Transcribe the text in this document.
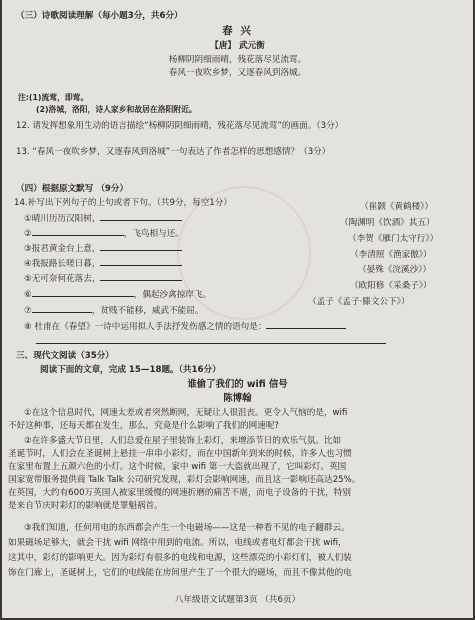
（三）诗歌阅读理解（每小题3分，共6分）
春 兴
【唐】 武元衡
杨柳阴阴细雨晴，残花落尽见流莺。
春风一夜吹乡梦，又逐春风到洛城。
注:(1)流莺，即莺。
(2)洛城，洛阳，诗人家乡和故居在洛阳附近。
12. 请发挥想象用生动的语言描绘“杨柳阴阴细雨晴，残花落尽见流莺”的画面。（3分）
13. “春风一夜吹乡梦，又逐春风到洛城”一句表达了作者怎样的思想感情？（3分）
（四）根据原文默写 （9分）
14.补写出下列句子的上句或者下句。（共9分，每空1分）
①晴川历历汉阳树，
（崔颢《黄鹤楼》）
②	，飞鸟相与还。
（陶渊明《饮酒》其五）
③报君黄金台上意，
（李贺《雁门太守行》）
④我报路长嗟日暮，
（李清照《渔家傲》）
⑤无可奈何花落去，
（晏殊《浣溪沙》）
⑥	，偶起沙禽掠岸飞。
（欧阳修《采桑子》）
⑦	，贫贱不能移，威武不能屈。
（孟子《孟子·滕文公下》）
⑧ 杜甫在《春望》一诗中运用拟人手法抒发伤感之情的语句是：
三、现代文阅读（35分）
阅读下面的文章，完成 15—18题。（共16分）
谁偷了我们的 wifi 信号
陈博翰
①在这个信息时代，网速太差或者突然断网，无疑让人很沮丧。更令人气恼的是，wifi
不好这种事，还每天都在发生，那么，究竟是什么影响了我们的网速呢?
②在许多盛大节日里，人们总爱在屋子里装饰上彩灯，来增添节日的欢乐气氛。比如
圣诞节时，人们会在圣诞树上悬挂一串串小彩灯，而在中国新年到来的时候，许多人也习惯
在家里布置上五颜六色的小灯。这个时候，家中 wifi 第一大盗就出现了，它叫彩灯。英国
国家宽带服务提供商 Talk Talk 公司研究发现，彩灯会影响网速，而且这一影响还高达25%。
在英国，大约有600万英国人被家里缓慢的网速折磨的痛苦不堪，而电子设备的干扰，特别
是来自节庆时彩灯的影响就是罪魁祸首。
③我们知道，任何用电的东西都会产生一个电磁场——这是一种看不见的电子翻群云。
如果磁场足够大，就会干扰 wifi 网络中用到的电流。所以，电线或者电灯都会干扰 wifi，
这其中，彩灯的影响更大。因为彩灯有很多的电线和电源，这些漂亮的小彩灯们，被人们装
饰在门廊上，圣诞树上，它们的电线能在房间里产生了一个很大的磁场，而且不像其他的电
八年级语文试题第3页 （共6页）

........

JOB >> Pick out the lines that have the word "wifi". Copy them all.

WRITTEN SOLUTION >>
谁偷了我们的 wifi 信号
①在这个信息时代，网速太差或者突然断网，无疑让人很沮丧。更令人气恼的是，wifi
在家里布置上五颜六色的小灯。这个时候，家中 wifi 第一大盗就出现了，它叫彩灯。英国
如果磁场足够大，就会干扰 wifi 网络中用到的电流。所以，电线或者电灯都会干扰 wifi，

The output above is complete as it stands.